:: Do this ::
Please give the listing again, word for word, with nothing left out.

------------------------------------

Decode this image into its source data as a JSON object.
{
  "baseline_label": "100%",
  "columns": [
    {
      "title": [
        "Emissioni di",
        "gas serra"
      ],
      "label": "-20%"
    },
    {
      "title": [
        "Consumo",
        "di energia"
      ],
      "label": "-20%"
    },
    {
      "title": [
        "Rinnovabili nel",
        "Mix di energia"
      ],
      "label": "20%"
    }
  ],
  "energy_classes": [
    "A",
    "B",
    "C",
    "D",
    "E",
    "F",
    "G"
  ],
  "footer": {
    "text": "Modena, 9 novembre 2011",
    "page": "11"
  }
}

------------------------------------

:: Exercise response ::
Decode this image into its source data as a JSON object.
{
  "baseline_label": "100%",
  "columns": [
    {
      "title": [
        "Emissioni di",
        "gas serra"
      ],
      "label": "-20%"
    },
    {
      "title": [
        "Consumo",
        "di energia"
      ],
      "label": "-20%"
    },
    {
      "title": [
        "Rinnovabili nel",
        "Mix di energia"
      ],
      "label": "20%"
    }
  ],
  "energy_classes": [
    "A",
    "B",
    "C",
    "D",
    "E",
    "F",
    "G"
  ],
  "footer": {
    "text": "Modena, 9 novembre 2011",
    "page": "11"
  }
}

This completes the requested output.